→ **Trecho do documento**:

—————

A empresa médica que iria assumir parte dos serviços de consultas e exames do efetivo da Polícia Militar do Rio por dois anos tem como sócio o filho do ex-diretor executivo da Fundação Saúde. Ao todo, o processo de contratação do Estado do Rio pode custar mais de R$ 82 milhões com dispensa de licitação.
A reportagem da BandNews FM teve acesso a documentos que mostram o processo de seleção de empresas para atender os policiais militares e dependentes através do Fundo de Saúde da Polícia Militar.
O credenciamento foi dividido em cinco blocos. Dois ficaram sob responsabilidade de duas empresas. O valor total chegou a R$ 46 milhões.
Entre os outros blocos com valores ainda indefinidos, um seria de uma empresa cujo sócio é filho do ex-presidente da Fundação Saúde, João Ricardo da Silva Pilotto. Em agosto, a Polícia Militar registrou em um ofício que a Corporação contrataria a DImagem Diagnósticos para prestar os serviços. No entanto, a empresa desistiu do credenciamento.

—————

[Entradas de dados armazenadas]
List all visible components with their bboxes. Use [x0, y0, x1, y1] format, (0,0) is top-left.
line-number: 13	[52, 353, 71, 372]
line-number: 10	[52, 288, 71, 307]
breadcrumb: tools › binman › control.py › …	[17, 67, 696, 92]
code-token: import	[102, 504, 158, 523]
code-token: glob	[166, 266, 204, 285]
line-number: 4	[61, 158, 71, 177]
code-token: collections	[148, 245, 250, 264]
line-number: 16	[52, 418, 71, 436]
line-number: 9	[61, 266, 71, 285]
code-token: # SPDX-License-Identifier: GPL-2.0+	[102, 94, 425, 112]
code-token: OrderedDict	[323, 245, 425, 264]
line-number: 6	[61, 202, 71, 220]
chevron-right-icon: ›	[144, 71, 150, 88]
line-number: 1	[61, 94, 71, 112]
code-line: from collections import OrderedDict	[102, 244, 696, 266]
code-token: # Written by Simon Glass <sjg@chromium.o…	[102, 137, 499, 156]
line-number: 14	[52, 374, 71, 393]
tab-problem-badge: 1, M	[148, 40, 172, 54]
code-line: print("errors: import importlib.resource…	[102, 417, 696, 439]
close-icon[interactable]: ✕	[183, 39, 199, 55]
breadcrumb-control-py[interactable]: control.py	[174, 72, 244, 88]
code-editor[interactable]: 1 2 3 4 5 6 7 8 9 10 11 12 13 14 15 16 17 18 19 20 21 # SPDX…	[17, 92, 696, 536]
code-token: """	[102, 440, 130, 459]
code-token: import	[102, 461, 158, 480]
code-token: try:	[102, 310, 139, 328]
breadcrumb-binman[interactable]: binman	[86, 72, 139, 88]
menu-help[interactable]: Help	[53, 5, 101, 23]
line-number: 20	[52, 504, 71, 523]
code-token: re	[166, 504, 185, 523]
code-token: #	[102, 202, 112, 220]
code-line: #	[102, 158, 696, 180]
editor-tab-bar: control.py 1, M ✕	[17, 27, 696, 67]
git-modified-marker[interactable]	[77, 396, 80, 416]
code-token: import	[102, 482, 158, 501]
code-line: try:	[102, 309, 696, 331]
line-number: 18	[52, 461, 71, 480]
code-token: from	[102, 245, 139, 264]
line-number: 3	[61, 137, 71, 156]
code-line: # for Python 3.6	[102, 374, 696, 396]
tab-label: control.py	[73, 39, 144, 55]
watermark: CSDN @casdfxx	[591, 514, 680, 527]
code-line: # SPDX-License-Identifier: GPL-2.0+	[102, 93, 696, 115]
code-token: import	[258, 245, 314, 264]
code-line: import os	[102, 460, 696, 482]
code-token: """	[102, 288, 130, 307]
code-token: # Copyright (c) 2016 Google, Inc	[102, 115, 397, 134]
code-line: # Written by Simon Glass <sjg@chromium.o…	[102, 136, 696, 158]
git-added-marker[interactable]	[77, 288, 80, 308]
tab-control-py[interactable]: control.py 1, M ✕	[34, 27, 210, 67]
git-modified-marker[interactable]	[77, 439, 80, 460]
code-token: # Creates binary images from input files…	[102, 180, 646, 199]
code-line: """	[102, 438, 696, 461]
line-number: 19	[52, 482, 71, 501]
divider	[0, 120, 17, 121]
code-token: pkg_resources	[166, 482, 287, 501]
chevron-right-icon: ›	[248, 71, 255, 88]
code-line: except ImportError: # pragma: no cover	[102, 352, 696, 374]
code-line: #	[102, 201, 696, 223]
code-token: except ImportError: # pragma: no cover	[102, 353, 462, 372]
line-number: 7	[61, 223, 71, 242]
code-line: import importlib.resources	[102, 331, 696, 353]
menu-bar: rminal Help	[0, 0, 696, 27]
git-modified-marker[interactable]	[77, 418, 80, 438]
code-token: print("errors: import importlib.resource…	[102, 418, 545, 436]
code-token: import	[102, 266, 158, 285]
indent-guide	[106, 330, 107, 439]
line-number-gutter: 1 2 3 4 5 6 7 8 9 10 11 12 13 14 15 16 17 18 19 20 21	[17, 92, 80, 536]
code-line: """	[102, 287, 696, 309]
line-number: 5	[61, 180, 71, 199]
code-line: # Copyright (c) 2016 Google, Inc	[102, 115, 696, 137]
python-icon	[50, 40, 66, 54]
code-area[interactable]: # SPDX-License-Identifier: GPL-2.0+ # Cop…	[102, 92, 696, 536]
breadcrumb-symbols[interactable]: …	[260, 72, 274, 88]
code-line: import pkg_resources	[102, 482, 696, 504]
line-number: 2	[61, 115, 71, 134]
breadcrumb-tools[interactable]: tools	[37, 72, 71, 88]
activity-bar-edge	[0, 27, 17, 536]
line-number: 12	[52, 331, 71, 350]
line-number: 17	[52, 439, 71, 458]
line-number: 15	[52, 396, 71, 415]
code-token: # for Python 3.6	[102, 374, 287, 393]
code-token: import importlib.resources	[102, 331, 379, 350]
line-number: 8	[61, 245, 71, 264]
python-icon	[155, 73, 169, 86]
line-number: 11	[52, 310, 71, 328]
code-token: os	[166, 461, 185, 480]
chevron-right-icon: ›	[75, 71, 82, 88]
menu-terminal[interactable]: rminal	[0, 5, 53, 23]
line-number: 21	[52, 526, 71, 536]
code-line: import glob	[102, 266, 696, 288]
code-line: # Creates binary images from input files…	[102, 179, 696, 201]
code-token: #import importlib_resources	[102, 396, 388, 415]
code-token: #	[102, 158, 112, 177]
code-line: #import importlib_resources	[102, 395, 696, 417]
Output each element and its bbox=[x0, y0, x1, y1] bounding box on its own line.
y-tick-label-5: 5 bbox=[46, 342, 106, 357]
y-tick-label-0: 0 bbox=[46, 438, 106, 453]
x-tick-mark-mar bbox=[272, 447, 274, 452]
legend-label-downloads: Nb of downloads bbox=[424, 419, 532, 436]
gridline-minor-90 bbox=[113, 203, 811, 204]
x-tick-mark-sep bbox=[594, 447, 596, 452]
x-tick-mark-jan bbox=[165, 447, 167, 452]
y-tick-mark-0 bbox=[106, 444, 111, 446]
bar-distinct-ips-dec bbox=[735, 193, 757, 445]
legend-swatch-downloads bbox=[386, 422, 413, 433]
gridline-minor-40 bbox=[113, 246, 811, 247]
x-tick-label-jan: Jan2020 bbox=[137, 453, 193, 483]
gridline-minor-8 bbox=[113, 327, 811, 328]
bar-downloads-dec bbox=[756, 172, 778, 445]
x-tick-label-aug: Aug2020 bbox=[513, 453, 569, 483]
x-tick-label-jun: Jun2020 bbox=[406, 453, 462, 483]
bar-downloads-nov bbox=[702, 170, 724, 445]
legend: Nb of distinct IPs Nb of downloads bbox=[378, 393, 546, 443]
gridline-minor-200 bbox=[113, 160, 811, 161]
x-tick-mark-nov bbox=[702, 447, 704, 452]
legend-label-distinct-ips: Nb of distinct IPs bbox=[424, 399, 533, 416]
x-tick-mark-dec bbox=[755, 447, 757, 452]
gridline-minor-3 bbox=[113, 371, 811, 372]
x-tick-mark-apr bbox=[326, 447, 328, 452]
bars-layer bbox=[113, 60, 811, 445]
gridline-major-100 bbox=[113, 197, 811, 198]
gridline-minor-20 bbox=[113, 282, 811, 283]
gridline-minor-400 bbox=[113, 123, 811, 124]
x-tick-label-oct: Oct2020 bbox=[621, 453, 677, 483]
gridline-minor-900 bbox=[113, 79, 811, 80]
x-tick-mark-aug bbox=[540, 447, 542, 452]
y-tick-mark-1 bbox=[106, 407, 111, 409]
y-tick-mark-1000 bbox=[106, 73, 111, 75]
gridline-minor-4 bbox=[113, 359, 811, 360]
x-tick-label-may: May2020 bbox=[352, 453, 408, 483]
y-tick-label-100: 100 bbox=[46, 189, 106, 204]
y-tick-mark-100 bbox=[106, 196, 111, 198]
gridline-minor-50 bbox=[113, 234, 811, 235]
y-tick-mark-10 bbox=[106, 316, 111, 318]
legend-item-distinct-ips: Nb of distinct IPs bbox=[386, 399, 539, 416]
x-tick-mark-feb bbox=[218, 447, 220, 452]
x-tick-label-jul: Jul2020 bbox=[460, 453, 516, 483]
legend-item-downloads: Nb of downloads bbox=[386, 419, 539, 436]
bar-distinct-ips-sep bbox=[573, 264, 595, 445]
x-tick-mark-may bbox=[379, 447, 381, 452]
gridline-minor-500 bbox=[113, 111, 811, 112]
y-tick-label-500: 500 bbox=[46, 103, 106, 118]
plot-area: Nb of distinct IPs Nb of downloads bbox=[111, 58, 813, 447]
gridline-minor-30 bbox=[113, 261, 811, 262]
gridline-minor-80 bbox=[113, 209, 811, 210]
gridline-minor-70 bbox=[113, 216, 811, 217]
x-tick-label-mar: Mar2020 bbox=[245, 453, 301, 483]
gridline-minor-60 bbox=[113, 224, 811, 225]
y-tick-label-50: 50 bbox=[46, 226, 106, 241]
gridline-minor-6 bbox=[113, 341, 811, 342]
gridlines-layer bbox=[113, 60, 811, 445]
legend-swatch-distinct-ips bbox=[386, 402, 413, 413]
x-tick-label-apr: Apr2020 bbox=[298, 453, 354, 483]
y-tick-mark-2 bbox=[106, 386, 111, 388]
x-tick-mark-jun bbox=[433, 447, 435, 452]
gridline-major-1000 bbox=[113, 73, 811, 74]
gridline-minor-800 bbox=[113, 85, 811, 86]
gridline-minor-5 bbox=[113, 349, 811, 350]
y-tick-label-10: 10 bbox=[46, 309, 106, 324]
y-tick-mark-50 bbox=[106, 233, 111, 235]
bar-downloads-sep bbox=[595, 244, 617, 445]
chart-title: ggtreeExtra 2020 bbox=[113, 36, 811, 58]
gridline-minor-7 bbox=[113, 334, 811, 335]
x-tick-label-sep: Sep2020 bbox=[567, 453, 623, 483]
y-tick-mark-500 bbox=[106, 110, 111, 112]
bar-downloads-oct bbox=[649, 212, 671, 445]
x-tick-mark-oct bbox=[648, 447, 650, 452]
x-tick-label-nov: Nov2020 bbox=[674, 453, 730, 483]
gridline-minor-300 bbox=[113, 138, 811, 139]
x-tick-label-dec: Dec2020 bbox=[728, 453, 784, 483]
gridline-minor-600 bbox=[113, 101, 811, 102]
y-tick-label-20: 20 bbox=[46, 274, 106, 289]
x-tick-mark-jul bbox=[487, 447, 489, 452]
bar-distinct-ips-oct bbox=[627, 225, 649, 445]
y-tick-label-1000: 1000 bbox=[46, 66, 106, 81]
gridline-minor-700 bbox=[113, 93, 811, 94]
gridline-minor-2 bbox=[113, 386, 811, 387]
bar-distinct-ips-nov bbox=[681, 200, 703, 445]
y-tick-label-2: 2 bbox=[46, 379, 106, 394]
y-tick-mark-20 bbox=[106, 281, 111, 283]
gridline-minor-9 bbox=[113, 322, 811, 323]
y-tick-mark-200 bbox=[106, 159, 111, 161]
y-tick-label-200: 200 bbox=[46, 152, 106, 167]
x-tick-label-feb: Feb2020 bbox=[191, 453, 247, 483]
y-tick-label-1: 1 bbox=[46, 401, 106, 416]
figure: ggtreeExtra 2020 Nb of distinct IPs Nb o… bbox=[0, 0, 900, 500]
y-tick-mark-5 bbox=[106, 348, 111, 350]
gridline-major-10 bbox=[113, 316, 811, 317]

—————

→ **Objetivo do exercício**: Transcreva, sem qualquer alteração, a parte do trecho do documento que começa em "A empresa médica" e termina em "dispensa de licitação.".

→ **Resposta do exercício**:
A empresa médica que iria assumir parte dos serviços de consultas e exames do efetivo da Polícia Militar do Rio por dois anos tem como sócio o filho do ex-diretor executivo da Fundação Saúde. Ao todo, o processo de contratação do Estado do Rio pode custar mais de R$ 82 milhões com dispensa de licitação.